• Given problem: Without the images, write out all of the following entries exactly.

• Provided entries:

##########

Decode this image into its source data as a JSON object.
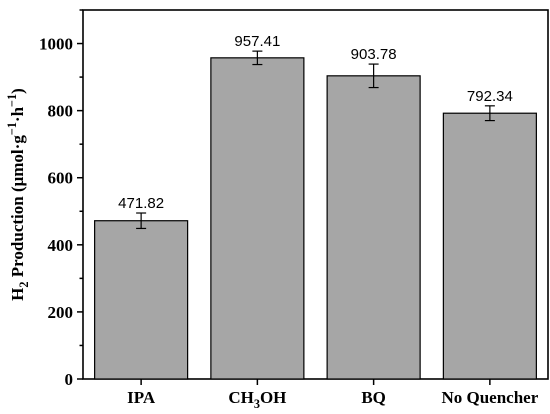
{
  "chart_data": {
    "type": "bar",
    "categories": [
      "IPA",
      "CH3OH",
      "BQ",
      "No Quencher"
    ],
    "category_labels": [
      [
        {
          "t": "IPA"
        }
      ],
      [
        {
          "t": "CH"
        },
        {
          "t": "3",
          "sub": true
        },
        {
          "t": "OH"
        }
      ],
      [
        {
          "t": "BQ"
        }
      ],
      [
        {
          "t": "No Quencher"
        }
      ]
    ],
    "values": [
      471.82,
      957.41,
      903.78,
      792.34
    ],
    "value_labels": [
      "471.82",
      "957.41",
      "903.78",
      "792.34"
    ],
    "errors": [
      23,
      20,
      35,
      22
    ],
    "ylabel": "H2 Production (μmol·g⁻¹·h⁻¹)",
    "ylabel_parts": [
      {
        "t": "H"
      },
      {
        "t": "2",
        "sub": true
      },
      {
        "t": " Production (μmol·g"
      },
      {
        "t": "−1",
        "sup": true
      },
      {
        "t": "·h"
      },
      {
        "t": "−1",
        "sup": true
      },
      {
        "t": ")"
      }
    ],
    "ylim": [
      0,
      1100
    ],
    "yticks": [
      0,
      200,
      400,
      600,
      800,
      1000
    ],
    "ytick_labels": [
      "0",
      "200",
      "400",
      "600",
      "800",
      "1000"
    ],
    "bar_color": "#a6a6a6",
    "edge_color": "#000000",
    "grid": false,
    "legend": "none"
  }
}
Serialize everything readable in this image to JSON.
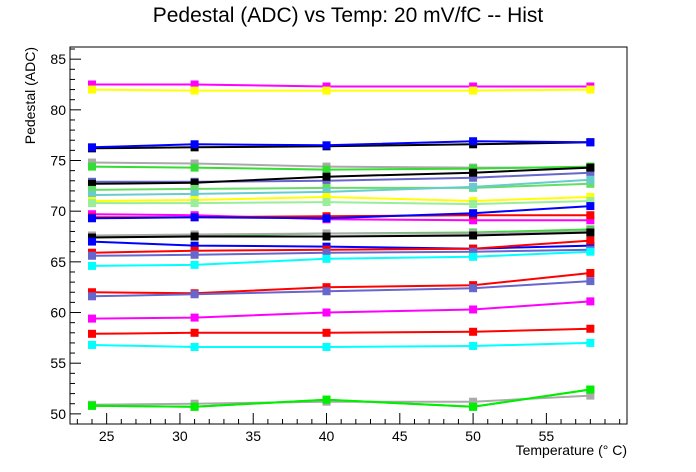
{
  "chart_data": {
    "type": "line",
    "title": "Pedestal (ADC) vs Temp: 20 mV/fC -- Hist",
    "xlabel": "Temperature (° C)",
    "ylabel": "Pedestal (ADC)",
    "xlim": [
      22.5,
      60.5
    ],
    "ylim": [
      49,
      86.2
    ],
    "xticks": [
      25,
      30,
      35,
      40,
      45,
      50,
      55
    ],
    "yticks": [
      50,
      55,
      60,
      65,
      70,
      75,
      80,
      85
    ],
    "grid": false,
    "x": [
      24,
      31,
      40,
      50,
      58
    ],
    "series": [
      {
        "color": "#ff00ff",
        "values": [
          82.5,
          82.5,
          82.3,
          82.3,
          82.3
        ]
      },
      {
        "color": "#ffff00",
        "values": [
          82.0,
          81.9,
          81.9,
          81.9,
          82.0
        ]
      },
      {
        "color": "#000000",
        "values": [
          76.2,
          76.3,
          76.4,
          76.6,
          76.8
        ]
      },
      {
        "color": "#0000ff",
        "values": [
          76.3,
          76.6,
          76.5,
          76.9,
          76.8
        ]
      },
      {
        "color": "#aaaaaa",
        "values": [
          74.8,
          74.7,
          74.4,
          74.3,
          74.3
        ]
      },
      {
        "color": "#33dd33",
        "values": [
          74.4,
          74.3,
          74.1,
          74.2,
          74.4
        ]
      },
      {
        "color": "#6666cc",
        "values": [
          72.9,
          72.9,
          73.0,
          73.3,
          73.8
        ]
      },
      {
        "color": "#000000",
        "values": [
          72.7,
          72.8,
          73.4,
          73.8,
          74.3
        ]
      },
      {
        "color": "#66dd66",
        "values": [
          72.1,
          72.2,
          72.3,
          72.3,
          72.7
        ]
      },
      {
        "color": "#66cccc",
        "values": [
          71.6,
          71.7,
          71.9,
          72.4,
          73.1
        ]
      },
      {
        "color": "#ffff00",
        "values": [
          71.0,
          71.1,
          71.4,
          71.0,
          71.4
        ]
      },
      {
        "color": "#99ee99",
        "values": [
          70.8,
          70.8,
          70.9,
          70.7,
          71.0
        ]
      },
      {
        "color": "#ff00ff",
        "values": [
          69.7,
          69.6,
          69.2,
          69.1,
          69.1
        ]
      },
      {
        "color": "#ff0000",
        "values": [
          69.4,
          69.4,
          69.5,
          69.6,
          69.6
        ]
      },
      {
        "color": "#0000ff",
        "values": [
          69.3,
          69.4,
          69.3,
          69.8,
          70.5
        ]
      },
      {
        "color": "#33dd33",
        "values": [
          67.5,
          67.6,
          67.8,
          67.9,
          68.2
        ]
      },
      {
        "color": "#aaaaaa",
        "values": [
          67.6,
          67.7,
          67.8,
          67.8,
          68.0
        ]
      },
      {
        "color": "#000000",
        "values": [
          67.4,
          67.5,
          67.5,
          67.6,
          67.9
        ]
      },
      {
        "color": "#0000ff",
        "values": [
          67.0,
          66.6,
          66.5,
          66.3,
          66.6
        ]
      },
      {
        "color": "#ff0000",
        "values": [
          65.9,
          66.1,
          66.2,
          66.3,
          67.1
        ]
      },
      {
        "color": "#6666cc",
        "values": [
          65.6,
          65.7,
          65.9,
          66.0,
          66.2
        ]
      },
      {
        "color": "#00ffff",
        "values": [
          64.6,
          64.7,
          65.3,
          65.5,
          66.0
        ]
      },
      {
        "color": "#ff0000",
        "values": [
          62.0,
          61.9,
          62.5,
          62.7,
          63.9
        ]
      },
      {
        "color": "#6666cc",
        "values": [
          61.6,
          61.8,
          62.1,
          62.4,
          63.1
        ]
      },
      {
        "color": "#ff00ff",
        "values": [
          59.4,
          59.5,
          60.0,
          60.3,
          61.1
        ]
      },
      {
        "color": "#ff0000",
        "values": [
          57.9,
          58.0,
          58.0,
          58.1,
          58.4
        ]
      },
      {
        "color": "#00ffff",
        "values": [
          56.8,
          56.6,
          56.6,
          56.7,
          57.0
        ]
      },
      {
        "color": "#aaaaaa",
        "values": [
          50.9,
          51.0,
          51.2,
          51.2,
          51.8
        ]
      },
      {
        "color": "#33dd33",
        "values": [
          50.8,
          50.7,
          51.4,
          50.7,
          52.4
        ]
      },
      {
        "color": "#00ee00",
        "values": [
          50.8,
          50.7,
          51.4,
          50.7,
          52.4
        ]
      }
    ]
  }
}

##########

• Response for this exercise:
Decode this image into its source data as a JSON object.
{
  "chart_data": {
    "type": "bar",
    "categories": [
      "IPA",
      "CH3OH",
      "BQ",
      "No Quencher"
    ],
    "category_labels": [
      [
        {
          "t": "IPA"
        }
      ],
      [
        {
          "t": "CH"
        },
        {
          "t": "3",
          "sub": true
        },
        {
          "t": "OH"
        }
      ],
      [
        {
          "t": "BQ"
        }
      ],
      [
        {
          "t": "No Quencher"
        }
      ]
    ],
    "values": [
      471.82,
      957.41,
      903.78,
      792.34
    ],
    "value_labels": [
      "471.82",
      "957.41",
      "903.78",
      "792.34"
    ],
    "errors": [
      23,
      20,
      35,
      22
    ],
    "ylabel": "H2 Production (μmol·g⁻¹·h⁻¹)",
    "ylabel_parts": [
      {
        "t": "H"
      },
      {
        "t": "2",
        "sub": true
      },
      {
        "t": " Production (μmol·g"
      },
      {
        "t": "−1",
        "sup": true
      },
      {
        "t": "·h"
      },
      {
        "t": "−1",
        "sup": true
      },
      {
        "t": ")"
      }
    ],
    "ylim": [
      0,
      1100
    ],
    "yticks": [
      0,
      200,
      400,
      600,
      800,
      1000
    ],
    "ytick_labels": [
      "0",
      "200",
      "400",
      "600",
      "800",
      "1000"
    ],
    "bar_color": "#a6a6a6",
    "edge_color": "#000000",
    "grid": false,
    "legend": "none"
  }
}
Serialize everything readable in this image to JSON.
{
  "chart_data": {
    "type": "line",
    "title": "Pedestal (ADC) vs Temp: 20 mV/fC -- Hist",
    "xlabel": "Temperature (° C)",
    "ylabel": "Pedestal (ADC)",
    "xlim": [
      22.5,
      60.5
    ],
    "ylim": [
      49,
      86.2
    ],
    "xticks": [
      25,
      30,
      35,
      40,
      45,
      50,
      55
    ],
    "yticks": [
      50,
      55,
      60,
      65,
      70,
      75,
      80,
      85
    ],
    "grid": false,
    "x": [
      24,
      31,
      40,
      50,
      58
    ],
    "series": [
      {
        "color": "#ff00ff",
        "values": [
          82.5,
          82.5,
          82.3,
          82.3,
          82.3
        ]
      },
      {
        "color": "#ffff00",
        "values": [
          82.0,
          81.9,
          81.9,
          81.9,
          82.0
        ]
      },
      {
        "color": "#000000",
        "values": [
          76.2,
          76.3,
          76.4,
          76.6,
          76.8
        ]
      },
      {
        "color": "#0000ff",
        "values": [
          76.3,
          76.6,
          76.5,
          76.9,
          76.8
        ]
      },
      {
        "color": "#aaaaaa",
        "values": [
          74.8,
          74.7,
          74.4,
          74.3,
          74.3
        ]
      },
      {
        "color": "#33dd33",
        "values": [
          74.4,
          74.3,
          74.1,
          74.2,
          74.4
        ]
      },
      {
        "color": "#6666cc",
        "values": [
          72.9,
          72.9,
          73.0,
          73.3,
          73.8
        ]
      },
      {
        "color": "#000000",
        "values": [
          72.7,
          72.8,
          73.4,
          73.8,
          74.3
        ]
      },
      {
        "color": "#66dd66",
        "values": [
          72.1,
          72.2,
          72.3,
          72.3,
          72.7
        ]
      },
      {
        "color": "#66cccc",
        "values": [
          71.6,
          71.7,
          71.9,
          72.4,
          73.1
        ]
      },
      {
        "color": "#ffff00",
        "values": [
          71.0,
          71.1,
          71.4,
          71.0,
          71.4
        ]
      },
      {
        "color": "#99ee99",
        "values": [
          70.8,
          70.8,
          70.9,
          70.7,
          71.0
        ]
      },
      {
        "color": "#ff00ff",
        "values": [
          69.7,
          69.6,
          69.2,
          69.1,
          69.1
        ]
      },
      {
        "color": "#ff0000",
        "values": [
          69.4,
          69.4,
          69.5,
          69.6,
          69.6
        ]
      },
      {
        "color": "#0000ff",
        "values": [
          69.3,
          69.4,
          69.3,
          69.8,
          70.5
        ]
      },
      {
        "color": "#33dd33",
        "values": [
          67.5,
          67.6,
          67.8,
          67.9,
          68.2
        ]
      },
      {
        "color": "#aaaaaa",
        "values": [
          67.6,
          67.7,
          67.8,
          67.8,
          68.0
        ]
      },
      {
        "color": "#000000",
        "values": [
          67.4,
          67.5,
          67.5,
          67.6,
          67.9
        ]
      },
      {
        "color": "#0000ff",
        "values": [
          67.0,
          66.6,
          66.5,
          66.3,
          66.6
        ]
      },
      {
        "color": "#ff0000",
        "values": [
          65.9,
          66.1,
          66.2,
          66.3,
          67.1
        ]
      },
      {
        "color": "#6666cc",
        "values": [
          65.6,
          65.7,
          65.9,
          66.0,
          66.2
        ]
      },
      {
        "color": "#00ffff",
        "values": [
          64.6,
          64.7,
          65.3,
          65.5,
          66.0
        ]
      },
      {
        "color": "#ff0000",
        "values": [
          62.0,
          61.9,
          62.5,
          62.7,
          63.9
        ]
      },
      {
        "color": "#6666cc",
        "values": [
          61.6,
          61.8,
          62.1,
          62.4,
          63.1
        ]
      },
      {
        "color": "#ff00ff",
        "values": [
          59.4,
          59.5,
          60.0,
          60.3,
          61.1
        ]
      },
      {
        "color": "#ff0000",
        "values": [
          57.9,
          58.0,
          58.0,
          58.1,
          58.4
        ]
      },
      {
        "color": "#00ffff",
        "values": [
          56.8,
          56.6,
          56.6,
          56.7,
          57.0
        ]
      },
      {
        "color": "#aaaaaa",
        "values": [
          50.9,
          51.0,
          51.2,
          51.2,
          51.8
        ]
      },
      {
        "color": "#33dd33",
        "values": [
          50.8,
          50.7,
          51.4,
          50.7,
          52.4
        ]
      },
      {
        "color": "#00ee00",
        "values": [
          50.8,
          50.7,
          51.4,
          50.7,
          52.4
        ]
      }
    ]
  }
}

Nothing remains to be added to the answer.